* **Stated problem 1**:
According to the kernel patch, which configuration option should architectures that care about performance support?

* **Source text**:
[PATCH RFC 11/14] mm: remove "horrible special case to handle copy-on-write behaviour"

David Hildenbrand posted 14 patches 3 months, 3 weeks ago
[PATCH RFC 11/14] mm: remove "horrible special case to handle copy-on-write behaviour"
Posted by David Hildenbrand 3 months, 3 weeks ago
Let's make the kernel a bit less horrible, by removing the
linearity requirement in CoW PFNMAP mappings with
!CONFIG_ARCH_HAS_PTE_SPECIAL. In particular, stop messing with
vma->vm_pgoff in weird ways.

Simply lookup in applicable (i.e., CoW PFNMAP) mappings whether we
have an anon folio.

Nobody should ever try mapping anon folios using PFNs, that just screams
for other possible issues. To be sure, let's sanity-check when inserting
PFNs. Are they really required? Probably not, but it's a good safety net
at least for now.

The runtime overhead should be limited: there is nothing to do for !CoW
mappings (common case), and archs that care about performance
(i.e., GUP-fast) should be supporting CONFIG_ARCH_HAS_PTE_SPECIAL
either way.

Likely the sanity checks added in mm/huge_memory.c are not required for
now, because that code is probably only wired up with
CONFIG_ARCH_HAS_PTE_SPECIAL, but this way is certainly cleaner and
more consistent -- and doesn't really cost us anything in the cases we
really care about.

Signed-off-by: David Hildenbrand <david@redhat.com>
---
 include/linux/mm.h |  16 ++++++
 mm/huge_memory.c   |  16 +++++-
 mm/memory.c        | 118 +++++++++++++++++++++++++--------------------
 3 files changed, 96 insertions(+), 54 deletions(-)

diff --git a/include/linux/mm.h b/include/linux/mm.h
index 98a606908307b..3f52871becd3f 100644
--- a/include/linux/mm.h
+++ b/include/linux/mm.h
@@ -2339,6 +2339,22 @@ static inline bool can_do_mlock(void) { return false; }
 extern int user_shm_lock(size_t, struct ucounts *);
 extern void user_shm_unlock(size_t, struct ucounts *);
 
+#ifdef CONFIG_ARCH_HAS_PTE_SPECIAL
+static inline struct page *vm_pfnmap_normal_page_pfn(struct vm_area_struct *vma,
+		unsigned long pfn)
+{
+	/*
+	 * We don't identify normal pages using PFNs. So if we reach
+	 * this point, it's just for sanity checks that don't apply with
+	 * pte_special() etc.

* **Raw records**:
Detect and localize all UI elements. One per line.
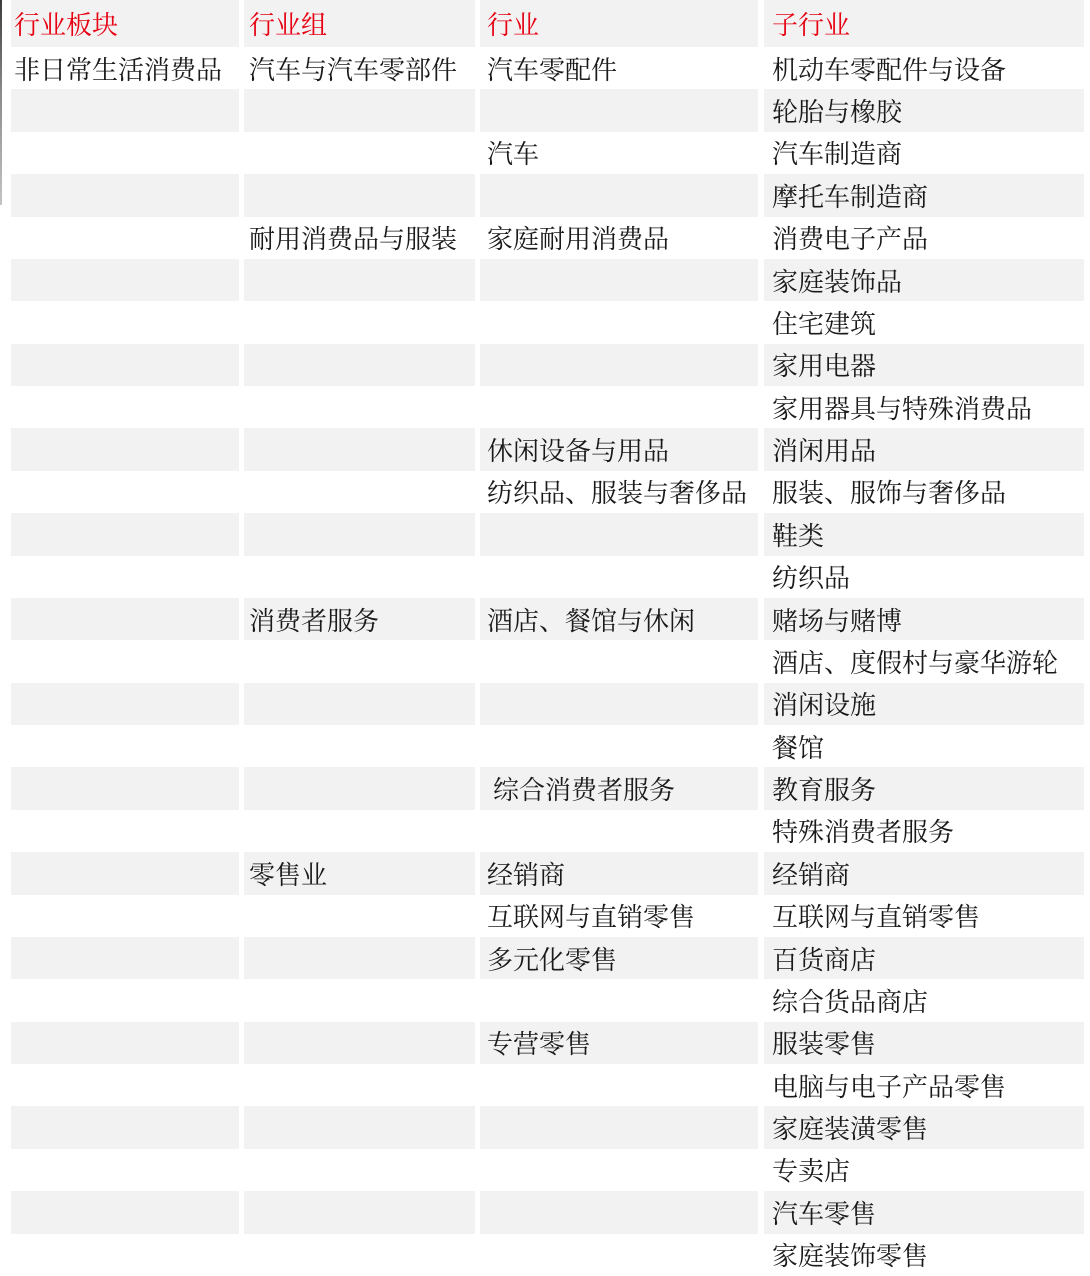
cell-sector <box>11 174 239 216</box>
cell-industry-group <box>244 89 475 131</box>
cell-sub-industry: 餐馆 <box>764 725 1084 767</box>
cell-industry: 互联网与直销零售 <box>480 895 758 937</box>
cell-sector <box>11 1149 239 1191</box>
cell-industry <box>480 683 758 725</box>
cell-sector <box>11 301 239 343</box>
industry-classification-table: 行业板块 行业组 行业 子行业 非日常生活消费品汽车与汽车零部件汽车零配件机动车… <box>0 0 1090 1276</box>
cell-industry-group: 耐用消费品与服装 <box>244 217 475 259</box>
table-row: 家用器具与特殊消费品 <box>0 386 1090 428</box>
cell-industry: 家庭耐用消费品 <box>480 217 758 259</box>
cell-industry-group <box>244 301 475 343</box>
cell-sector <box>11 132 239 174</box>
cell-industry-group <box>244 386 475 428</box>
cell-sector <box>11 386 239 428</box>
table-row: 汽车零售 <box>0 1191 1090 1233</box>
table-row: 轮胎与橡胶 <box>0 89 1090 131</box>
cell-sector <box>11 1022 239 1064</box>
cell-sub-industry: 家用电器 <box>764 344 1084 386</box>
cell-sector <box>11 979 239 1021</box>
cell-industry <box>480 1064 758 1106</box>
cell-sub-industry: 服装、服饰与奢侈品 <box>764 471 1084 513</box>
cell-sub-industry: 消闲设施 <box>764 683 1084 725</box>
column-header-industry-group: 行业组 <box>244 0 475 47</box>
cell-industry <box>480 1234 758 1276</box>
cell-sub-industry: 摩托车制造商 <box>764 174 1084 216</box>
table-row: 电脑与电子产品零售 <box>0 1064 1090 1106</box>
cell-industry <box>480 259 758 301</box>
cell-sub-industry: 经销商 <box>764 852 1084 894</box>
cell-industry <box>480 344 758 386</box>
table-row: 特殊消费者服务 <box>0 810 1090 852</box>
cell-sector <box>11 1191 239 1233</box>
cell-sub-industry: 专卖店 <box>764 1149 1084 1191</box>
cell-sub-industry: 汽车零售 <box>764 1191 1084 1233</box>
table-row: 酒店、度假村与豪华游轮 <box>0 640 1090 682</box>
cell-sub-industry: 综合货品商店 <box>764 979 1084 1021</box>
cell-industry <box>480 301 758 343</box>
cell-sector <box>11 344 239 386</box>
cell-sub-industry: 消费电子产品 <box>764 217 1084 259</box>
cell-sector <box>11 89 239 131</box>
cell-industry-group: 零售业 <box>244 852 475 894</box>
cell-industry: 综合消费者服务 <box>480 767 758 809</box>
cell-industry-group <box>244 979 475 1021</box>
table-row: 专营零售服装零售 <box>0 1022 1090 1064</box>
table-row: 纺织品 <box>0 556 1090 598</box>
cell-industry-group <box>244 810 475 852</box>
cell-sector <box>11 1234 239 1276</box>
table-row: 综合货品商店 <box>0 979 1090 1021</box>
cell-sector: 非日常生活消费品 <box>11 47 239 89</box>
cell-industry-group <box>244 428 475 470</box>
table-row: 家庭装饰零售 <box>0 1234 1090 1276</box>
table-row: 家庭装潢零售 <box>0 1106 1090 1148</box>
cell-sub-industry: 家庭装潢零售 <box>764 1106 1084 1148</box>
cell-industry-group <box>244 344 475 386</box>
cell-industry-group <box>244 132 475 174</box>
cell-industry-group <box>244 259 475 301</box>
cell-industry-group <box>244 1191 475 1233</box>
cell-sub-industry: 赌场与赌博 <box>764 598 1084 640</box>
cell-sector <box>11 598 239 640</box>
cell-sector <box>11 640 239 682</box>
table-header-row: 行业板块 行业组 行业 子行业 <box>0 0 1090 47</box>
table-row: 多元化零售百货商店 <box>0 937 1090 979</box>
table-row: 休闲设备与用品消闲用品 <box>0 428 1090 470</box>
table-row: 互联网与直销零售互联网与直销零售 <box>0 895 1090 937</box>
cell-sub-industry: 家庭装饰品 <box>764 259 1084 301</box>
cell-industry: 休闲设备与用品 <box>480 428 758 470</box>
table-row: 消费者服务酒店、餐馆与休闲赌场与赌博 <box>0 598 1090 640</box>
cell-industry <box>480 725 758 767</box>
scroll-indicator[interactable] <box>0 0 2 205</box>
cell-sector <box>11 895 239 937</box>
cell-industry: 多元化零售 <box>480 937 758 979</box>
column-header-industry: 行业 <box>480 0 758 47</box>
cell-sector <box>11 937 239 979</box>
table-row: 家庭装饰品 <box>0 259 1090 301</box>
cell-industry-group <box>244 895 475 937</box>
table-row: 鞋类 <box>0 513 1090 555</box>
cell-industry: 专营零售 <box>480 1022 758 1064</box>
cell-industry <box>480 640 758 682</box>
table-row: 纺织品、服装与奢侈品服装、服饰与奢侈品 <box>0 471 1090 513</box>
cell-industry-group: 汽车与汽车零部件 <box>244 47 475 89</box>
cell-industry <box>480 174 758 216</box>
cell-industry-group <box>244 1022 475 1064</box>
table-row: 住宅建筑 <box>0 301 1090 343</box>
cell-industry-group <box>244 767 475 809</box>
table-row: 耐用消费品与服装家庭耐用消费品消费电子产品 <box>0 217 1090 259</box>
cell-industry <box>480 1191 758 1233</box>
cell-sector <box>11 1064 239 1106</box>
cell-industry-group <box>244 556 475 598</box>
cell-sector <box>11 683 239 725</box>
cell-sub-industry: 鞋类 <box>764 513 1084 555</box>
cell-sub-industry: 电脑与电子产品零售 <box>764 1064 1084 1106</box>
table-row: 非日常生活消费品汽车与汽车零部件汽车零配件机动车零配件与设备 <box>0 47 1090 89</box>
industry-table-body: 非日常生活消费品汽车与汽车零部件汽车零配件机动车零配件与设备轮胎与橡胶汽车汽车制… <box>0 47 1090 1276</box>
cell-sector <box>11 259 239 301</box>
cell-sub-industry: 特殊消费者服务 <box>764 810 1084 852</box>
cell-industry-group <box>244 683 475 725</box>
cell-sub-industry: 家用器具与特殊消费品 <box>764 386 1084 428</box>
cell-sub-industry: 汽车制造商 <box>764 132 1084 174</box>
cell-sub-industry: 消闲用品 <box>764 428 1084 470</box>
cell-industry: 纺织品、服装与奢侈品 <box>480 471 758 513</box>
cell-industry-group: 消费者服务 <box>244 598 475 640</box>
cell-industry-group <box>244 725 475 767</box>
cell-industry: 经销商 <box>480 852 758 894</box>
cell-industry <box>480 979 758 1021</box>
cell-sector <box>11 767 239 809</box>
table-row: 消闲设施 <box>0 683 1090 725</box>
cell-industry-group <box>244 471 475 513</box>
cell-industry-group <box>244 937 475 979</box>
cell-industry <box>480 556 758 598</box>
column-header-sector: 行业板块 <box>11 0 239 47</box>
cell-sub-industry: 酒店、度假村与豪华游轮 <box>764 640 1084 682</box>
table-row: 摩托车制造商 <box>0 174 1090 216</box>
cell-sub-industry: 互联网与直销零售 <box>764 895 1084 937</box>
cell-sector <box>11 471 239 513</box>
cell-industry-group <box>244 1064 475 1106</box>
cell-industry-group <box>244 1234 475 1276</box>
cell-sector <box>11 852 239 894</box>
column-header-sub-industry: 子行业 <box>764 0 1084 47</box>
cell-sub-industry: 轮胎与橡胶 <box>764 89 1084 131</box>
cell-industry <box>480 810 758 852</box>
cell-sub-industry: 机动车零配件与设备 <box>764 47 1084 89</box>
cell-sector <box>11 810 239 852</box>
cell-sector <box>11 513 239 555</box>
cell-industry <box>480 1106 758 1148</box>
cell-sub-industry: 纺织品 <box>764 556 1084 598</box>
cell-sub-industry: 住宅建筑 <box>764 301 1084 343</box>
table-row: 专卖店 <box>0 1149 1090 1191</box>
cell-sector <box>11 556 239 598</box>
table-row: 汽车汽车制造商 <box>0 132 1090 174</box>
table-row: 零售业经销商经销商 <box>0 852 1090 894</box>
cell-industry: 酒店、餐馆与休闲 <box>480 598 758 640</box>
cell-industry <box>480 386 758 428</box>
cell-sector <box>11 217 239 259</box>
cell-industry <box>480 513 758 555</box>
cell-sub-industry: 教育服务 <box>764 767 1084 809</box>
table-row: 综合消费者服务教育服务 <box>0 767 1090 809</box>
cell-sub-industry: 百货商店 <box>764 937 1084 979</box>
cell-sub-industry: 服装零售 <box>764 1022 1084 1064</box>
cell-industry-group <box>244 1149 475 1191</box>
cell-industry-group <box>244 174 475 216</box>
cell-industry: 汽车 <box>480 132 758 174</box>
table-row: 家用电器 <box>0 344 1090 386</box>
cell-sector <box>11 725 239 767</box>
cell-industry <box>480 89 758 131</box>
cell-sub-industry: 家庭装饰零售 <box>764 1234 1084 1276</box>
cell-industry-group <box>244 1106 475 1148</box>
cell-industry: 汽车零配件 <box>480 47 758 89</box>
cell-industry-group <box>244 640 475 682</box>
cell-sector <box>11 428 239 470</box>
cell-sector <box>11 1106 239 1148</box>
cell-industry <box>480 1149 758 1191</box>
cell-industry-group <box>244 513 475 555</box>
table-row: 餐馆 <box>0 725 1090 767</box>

* **Stated problem 2**:
Reproduce, character for character, the lines from the entries that begin at the line containing "cell-sector <box>11 174 239 216</box>" and stop after the line containing "cell-industry <box>480 683 758 725</box>".

* **Complete output 1**:
CONFIG_ARCH_HAS_PTE_SPECIAL

* **Complete output 2**:
cell-sector <box>11 174 239 216</box>
cell-industry-group <box>244 89 475 131</box>
cell-sub-industry: 餐馆 <box>764 725 1084 767</box>
cell-industry: 互联网与直销零售 <box>480 895 758 937</box>
cell-sector <box>11 1149 239 1191</box>
cell-industry <box>480 683 758 725</box>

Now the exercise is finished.